====== Material for the task ======

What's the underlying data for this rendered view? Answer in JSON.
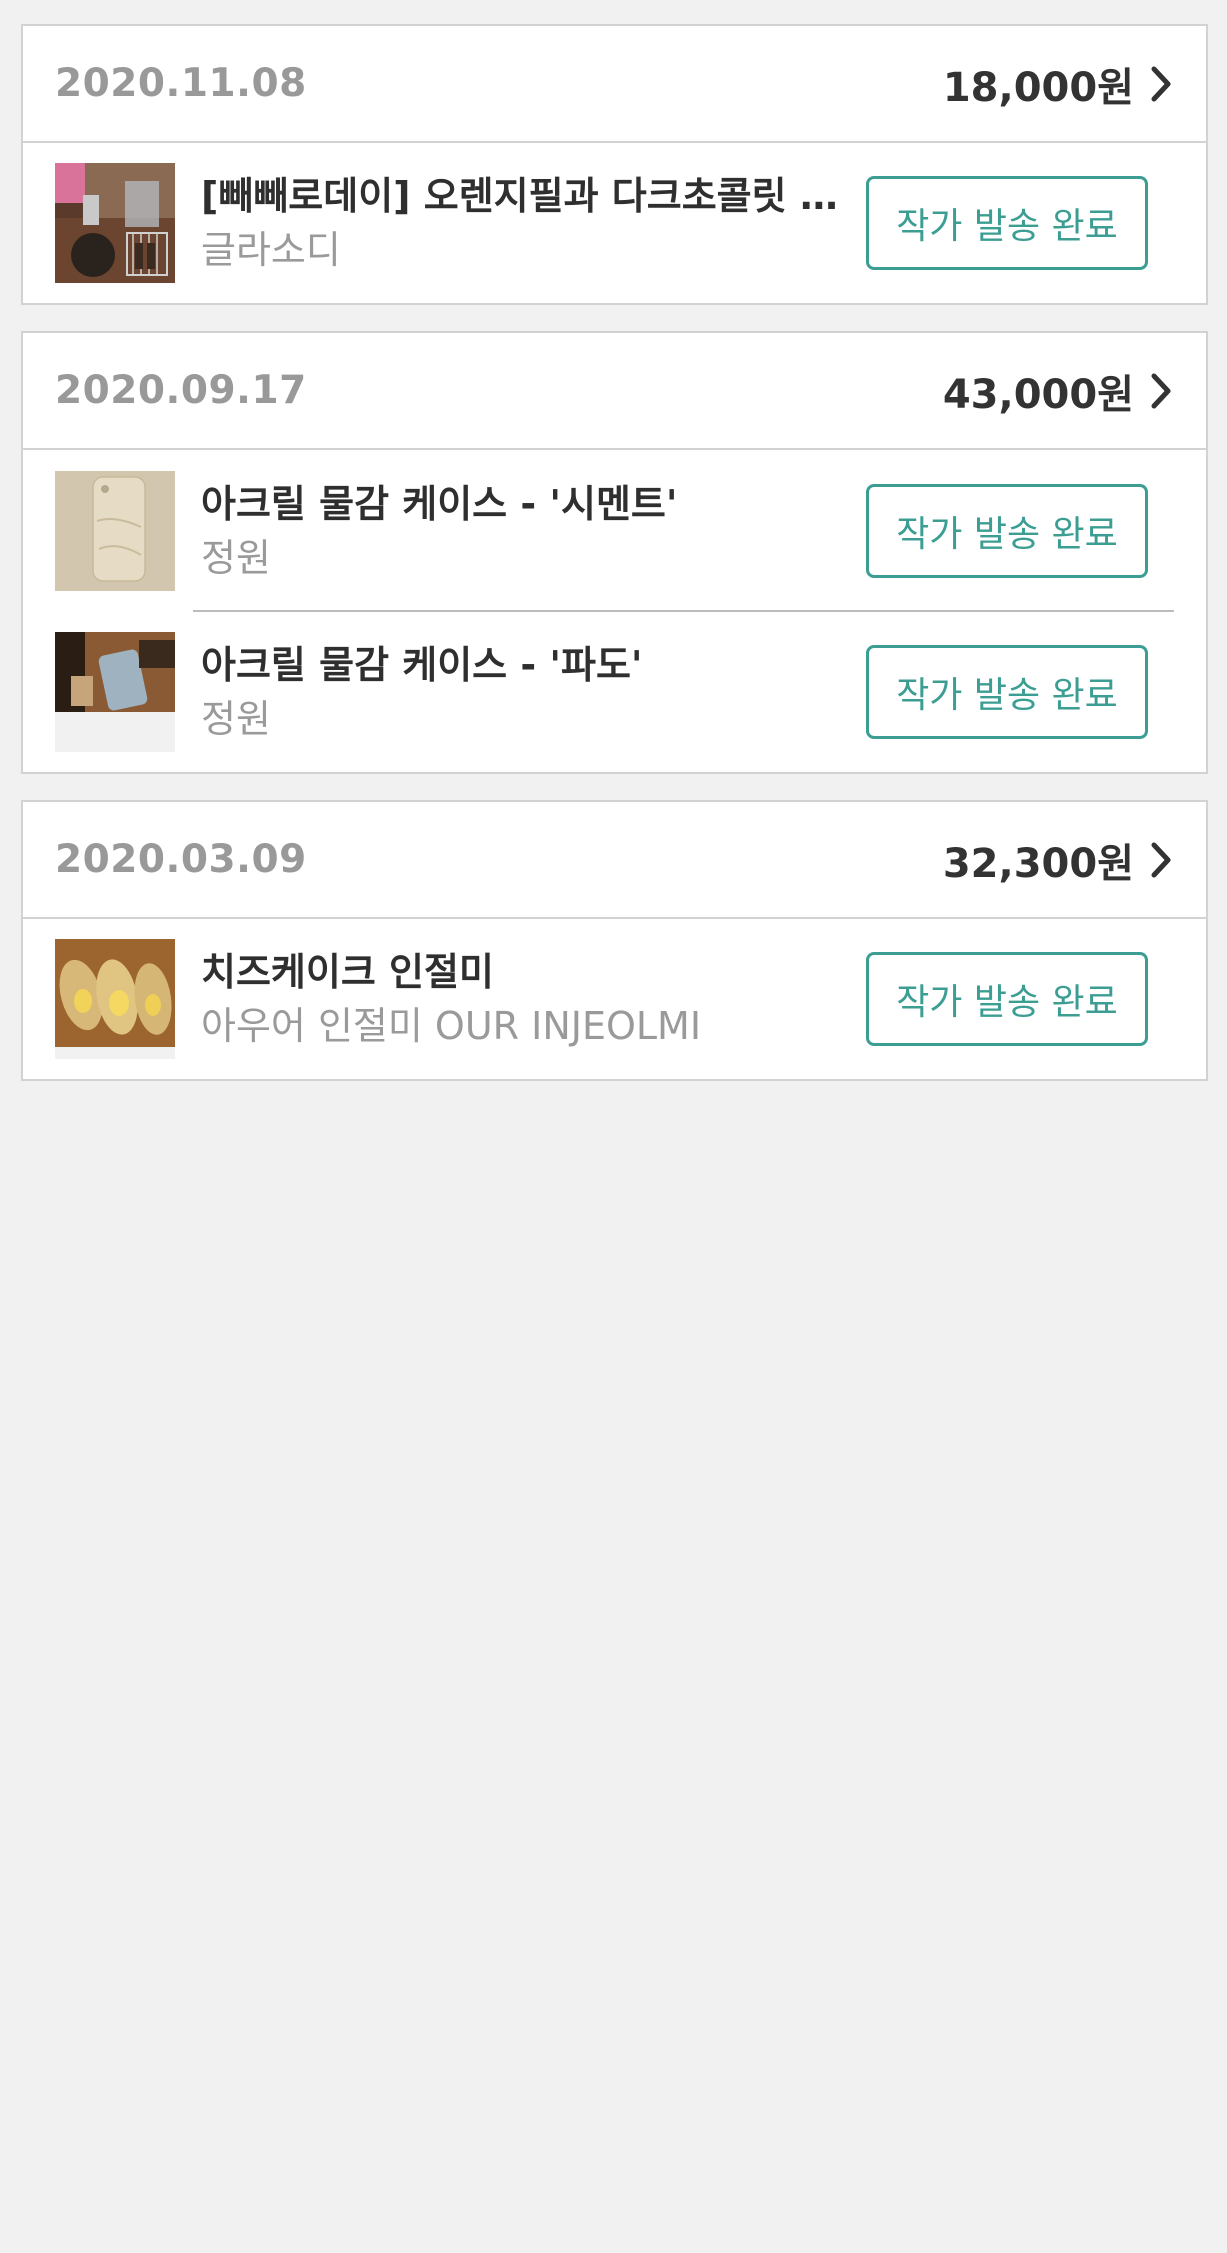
{
  "orders": [
    {
      "date": "2020.11.08",
      "total": "18,000원",
      "items": [
        {
          "title": "[빼빼로데이] 오렌지필과 다크초콜릿 스콘",
          "artist": "글라소디",
          "status": "작가 발송 완료"
        }
      ]
    },
    {
      "date": "2020.09.17",
      "total": "43,000원",
      "items": [
        {
          "title": "아크릴 물감 케이스 - '시멘트'",
          "artist": "정원",
          "status": "작가 발송 완료"
        },
        {
          "title": "아크릴 물감 케이스 - '파도'",
          "artist": "정원",
          "status": "작가 발송 완료"
        }
      ]
    },
    {
      "date": "2020.03.09",
      "total": "32,300원",
      "items": [
        {
          "title": "치즈케이크 인절미",
          "artist": "아우어 인절미 OUR INJEOLMI",
          "status": "작가 발송 완료"
        }
      ]
    }
  ],
  "colors": {
    "background": "#f1f1f1",
    "accent": "#3c9e93",
    "date_text": "#999999",
    "total_text": "#333333"
  }
}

======

== Written exercise ==
Send back the data above word for word, with the pictures left out.

== Written response ==
What's the underlying data for this rendered view? Answer in JSON.
{
  "orders": [
    {
      "date": "2020.11.08",
      "total": "18,000원",
      "items": [
        {
          "title": "[빼빼로데이] 오렌지필과 다크초콜릿 스콘",
          "artist": "글라소디",
          "status": "작가 발송 완료"
        }
      ]
    },
    {
      "date": "2020.09.17",
      "total": "43,000원",
      "items": [
        {
          "title": "아크릴 물감 케이스 - '시멘트'",
          "artist": "정원",
          "status": "작가 발송 완료"
        },
        {
          "title": "아크릴 물감 케이스 - '파도'",
          "artist": "정원",
          "status": "작가 발송 완료"
        }
      ]
    },
    {
      "date": "2020.03.09",
      "total": "32,300원",
      "items": [
        {
          "title": "치즈케이크 인절미",
          "artist": "아우어 인절미 OUR INJEOLMI",
          "status": "작가 발송 완료"
        }
      ]
    }
  ],
  "colors": {
    "background": "#f1f1f1",
    "accent": "#3c9e93",
    "date_text": "#999999",
    "total_text": "#333333"
  }
}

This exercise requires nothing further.